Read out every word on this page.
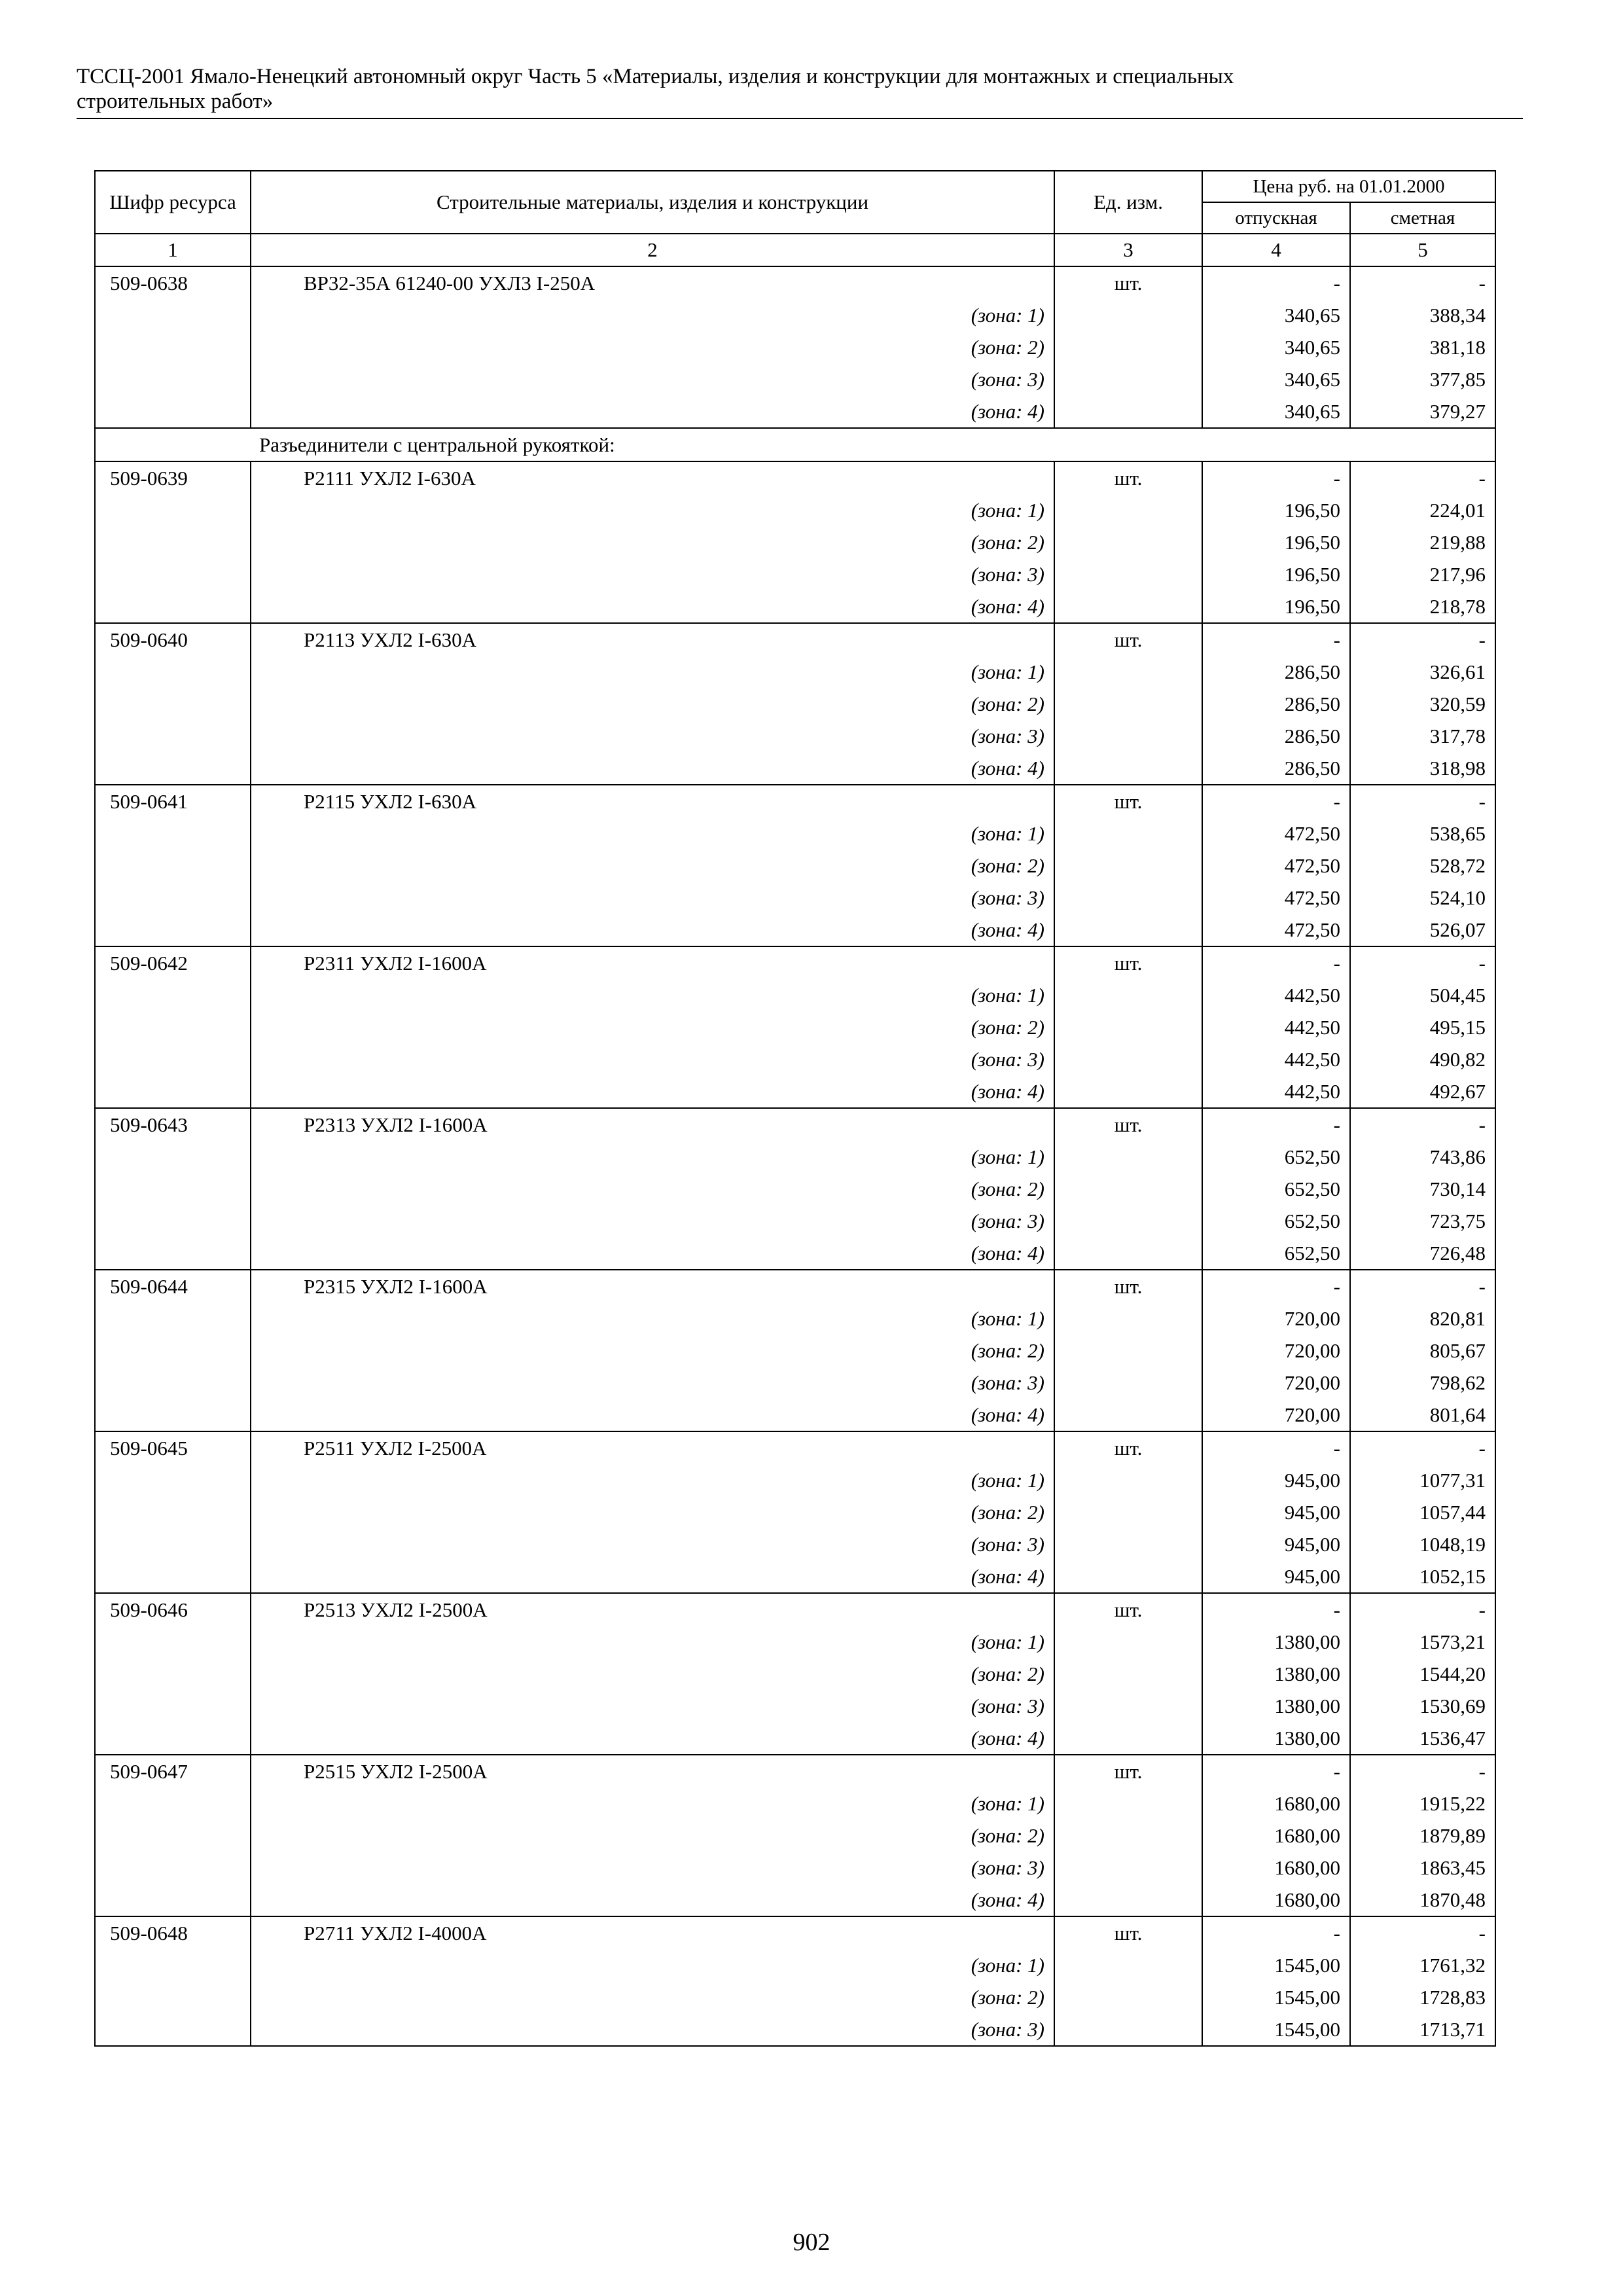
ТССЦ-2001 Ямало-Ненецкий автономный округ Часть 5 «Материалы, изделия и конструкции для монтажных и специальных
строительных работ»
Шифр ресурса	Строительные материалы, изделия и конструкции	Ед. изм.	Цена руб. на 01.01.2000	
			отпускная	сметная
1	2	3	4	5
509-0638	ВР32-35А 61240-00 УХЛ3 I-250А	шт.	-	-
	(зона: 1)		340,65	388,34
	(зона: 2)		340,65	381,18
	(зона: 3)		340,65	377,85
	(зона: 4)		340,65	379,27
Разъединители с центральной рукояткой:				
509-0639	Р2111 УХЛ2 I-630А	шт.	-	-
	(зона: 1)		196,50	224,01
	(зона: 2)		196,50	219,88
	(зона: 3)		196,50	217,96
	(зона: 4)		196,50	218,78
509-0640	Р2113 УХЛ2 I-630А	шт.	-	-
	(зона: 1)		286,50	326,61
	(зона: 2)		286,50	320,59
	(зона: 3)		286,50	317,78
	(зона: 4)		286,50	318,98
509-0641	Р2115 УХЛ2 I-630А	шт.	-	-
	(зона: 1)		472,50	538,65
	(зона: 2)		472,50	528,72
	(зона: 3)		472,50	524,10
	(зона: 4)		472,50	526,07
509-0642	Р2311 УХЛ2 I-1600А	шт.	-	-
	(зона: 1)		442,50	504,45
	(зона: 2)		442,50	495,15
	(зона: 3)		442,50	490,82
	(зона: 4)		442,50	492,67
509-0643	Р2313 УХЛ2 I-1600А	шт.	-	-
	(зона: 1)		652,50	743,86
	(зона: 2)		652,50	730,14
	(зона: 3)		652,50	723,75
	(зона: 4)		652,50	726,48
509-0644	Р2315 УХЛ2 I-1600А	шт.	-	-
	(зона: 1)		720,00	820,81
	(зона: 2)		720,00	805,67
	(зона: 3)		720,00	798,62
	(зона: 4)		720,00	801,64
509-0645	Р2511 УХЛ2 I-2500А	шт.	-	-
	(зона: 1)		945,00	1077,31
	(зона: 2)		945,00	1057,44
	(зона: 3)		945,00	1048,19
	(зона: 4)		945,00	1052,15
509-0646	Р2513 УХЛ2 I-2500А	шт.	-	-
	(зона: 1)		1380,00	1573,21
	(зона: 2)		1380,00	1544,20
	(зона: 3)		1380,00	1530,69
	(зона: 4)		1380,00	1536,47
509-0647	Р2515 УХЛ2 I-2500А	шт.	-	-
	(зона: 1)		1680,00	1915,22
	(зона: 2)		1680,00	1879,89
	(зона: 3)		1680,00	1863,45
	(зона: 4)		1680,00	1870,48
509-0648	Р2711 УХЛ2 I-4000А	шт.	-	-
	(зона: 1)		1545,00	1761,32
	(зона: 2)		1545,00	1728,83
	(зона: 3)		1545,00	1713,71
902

= = = = = = =

§ **What is asked**:
Repeat all the data as it stands, dropping any images it holds.

§ **Task solution**:
Read out every word on this page.
ТССЦ-2001 Ямало-Ненецкий автономный округ Часть 5 «Материалы, изделия и конструкции для монтажных и специальных
строительных работ»
Шифр ресурса	Строительные материалы, изделия и конструкции	Ед. изм.	Цена руб. на 01.01.2000	
			отпускная	сметная
1	2	3	4	5
509-0638	ВР32-35А 61240-00 УХЛ3 I-250А	шт.	-	-
	(зона: 1)		340,65	388,34
	(зона: 2)		340,65	381,18
	(зона: 3)		340,65	377,85
	(зона: 4)		340,65	379,27
Разъединители с центральной рукояткой:				
509-0639	Р2111 УХЛ2 I-630А	шт.	-	-
	(зона: 1)		196,50	224,01
	(зона: 2)		196,50	219,88
	(зона: 3)		196,50	217,96
	(зона: 4)		196,50	218,78
509-0640	Р2113 УХЛ2 I-630А	шт.	-	-
	(зона: 1)		286,50	326,61
	(зона: 2)		286,50	320,59
	(зона: 3)		286,50	317,78
	(зона: 4)		286,50	318,98
509-0641	Р2115 УХЛ2 I-630А	шт.	-	-
	(зона: 1)		472,50	538,65
	(зона: 2)		472,50	528,72
	(зона: 3)		472,50	524,10
	(зона: 4)		472,50	526,07
509-0642	Р2311 УХЛ2 I-1600А	шт.	-	-
	(зона: 1)		442,50	504,45
	(зона: 2)		442,50	495,15
	(зона: 3)		442,50	490,82
	(зона: 4)		442,50	492,67
509-0643	Р2313 УХЛ2 I-1600А	шт.	-	-
	(зона: 1)		652,50	743,86
	(зона: 2)		652,50	730,14
	(зона: 3)		652,50	723,75
	(зона: 4)		652,50	726,48
509-0644	Р2315 УХЛ2 I-1600А	шт.	-	-
	(зона: 1)		720,00	820,81
	(зона: 2)		720,00	805,67
	(зона: 3)		720,00	798,62
	(зона: 4)		720,00	801,64
509-0645	Р2511 УХЛ2 I-2500А	шт.	-	-
	(зона: 1)		945,00	1077,31
	(зона: 2)		945,00	1057,44
	(зона: 3)		945,00	1048,19
	(зона: 4)		945,00	1052,15
509-0646	Р2513 УХЛ2 I-2500А	шт.	-	-
	(зона: 1)		1380,00	1573,21
	(зона: 2)		1380,00	1544,20
	(зона: 3)		1380,00	1530,69
	(зона: 4)		1380,00	1536,47
509-0647	Р2515 УХЛ2 I-2500А	шт.	-	-
	(зона: 1)		1680,00	1915,22
	(зона: 2)		1680,00	1879,89
	(зона: 3)		1680,00	1863,45
	(зона: 4)		1680,00	1870,48
509-0648	Р2711 УХЛ2 I-4000А	шт.	-	-
	(зона: 1)		1545,00	1761,32
	(зона: 2)		1545,00	1728,83
	(зона: 3)		1545,00	1713,71
902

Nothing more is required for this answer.